-- Aim of the exercise --
Without the pictures, write out all the lines below exactly as they appear.

------ Material shown

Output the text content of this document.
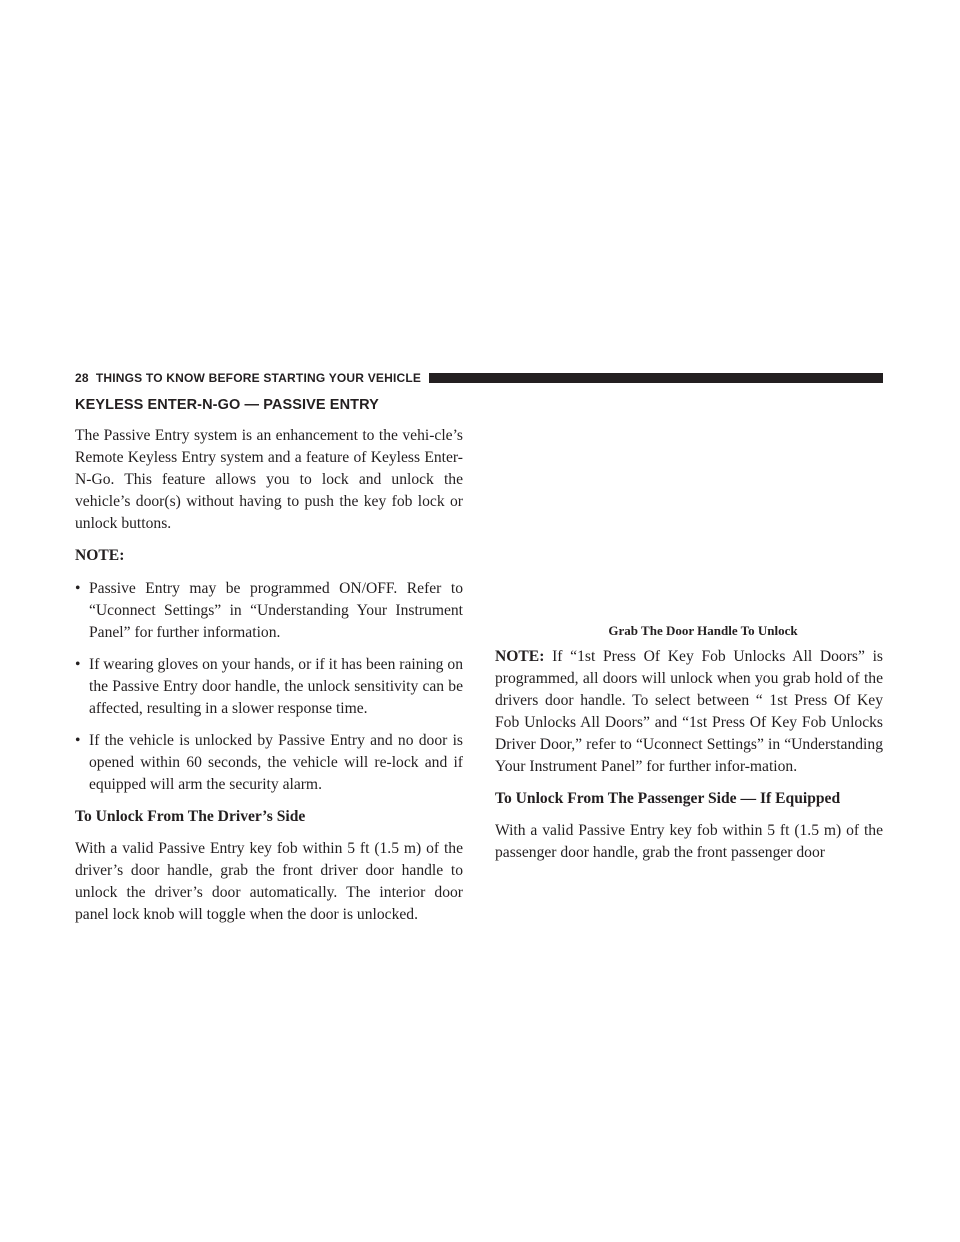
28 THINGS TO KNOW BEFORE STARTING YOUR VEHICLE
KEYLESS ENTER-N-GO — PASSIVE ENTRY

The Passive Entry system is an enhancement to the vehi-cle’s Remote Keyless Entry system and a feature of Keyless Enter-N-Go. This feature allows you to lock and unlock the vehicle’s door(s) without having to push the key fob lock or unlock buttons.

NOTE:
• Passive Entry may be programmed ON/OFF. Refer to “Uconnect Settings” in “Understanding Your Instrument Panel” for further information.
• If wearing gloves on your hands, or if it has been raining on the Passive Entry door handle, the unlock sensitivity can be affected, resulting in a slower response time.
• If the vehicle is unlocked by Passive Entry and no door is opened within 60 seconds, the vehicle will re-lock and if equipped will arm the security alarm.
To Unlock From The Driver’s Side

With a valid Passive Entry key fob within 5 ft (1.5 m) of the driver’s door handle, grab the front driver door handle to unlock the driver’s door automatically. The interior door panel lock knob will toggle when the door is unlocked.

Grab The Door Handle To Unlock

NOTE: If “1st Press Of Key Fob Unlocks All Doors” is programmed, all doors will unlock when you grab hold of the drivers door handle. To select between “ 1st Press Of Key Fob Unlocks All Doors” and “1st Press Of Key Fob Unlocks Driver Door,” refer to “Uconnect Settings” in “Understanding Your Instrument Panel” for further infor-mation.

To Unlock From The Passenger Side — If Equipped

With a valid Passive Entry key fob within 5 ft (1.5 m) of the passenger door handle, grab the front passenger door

------------

-- Result of the exercise --
Output the text content of this document.
28 THINGS TO KNOW BEFORE STARTING YOUR VEHICLE
KEYLESS ENTER-N-GO — PASSIVE ENTRY

The Passive Entry system is an enhancement to the vehi-cle’s Remote Keyless Entry system and a feature of Keyless Enter-N-Go. This feature allows you to lock and unlock the vehicle’s door(s) without having to push the key fob lock or unlock buttons.

NOTE:
• Passive Entry may be programmed ON/OFF. Refer to “Uconnect Settings” in “Understanding Your Instrument Panel” for further information.
• If wearing gloves on your hands, or if it has been raining on the Passive Entry door handle, the unlock sensitivity can be affected, resulting in a slower response time.
• If the vehicle is unlocked by Passive Entry and no door is opened within 60 seconds, the vehicle will re-lock and if equipped will arm the security alarm.
To Unlock From The Driver’s Side

With a valid Passive Entry key fob within 5 ft (1.5 m) of the driver’s door handle, grab the front driver door handle to unlock the driver’s door automatically. The interior door panel lock knob will toggle when the door is unlocked.

Grab The Door Handle To Unlock

NOTE: If “1st Press Of Key Fob Unlocks All Doors” is programmed, all doors will unlock when you grab hold of the drivers door handle. To select between “ 1st Press Of Key Fob Unlocks All Doors” and “1st Press Of Key Fob Unlocks Driver Door,” refer to “Uconnect Settings” in “Understanding Your Instrument Panel” for further infor-mation.

To Unlock From The Passenger Side — If Equipped

With a valid Passive Entry key fob within 5 ft (1.5 m) of the passenger door handle, grab the front passenger door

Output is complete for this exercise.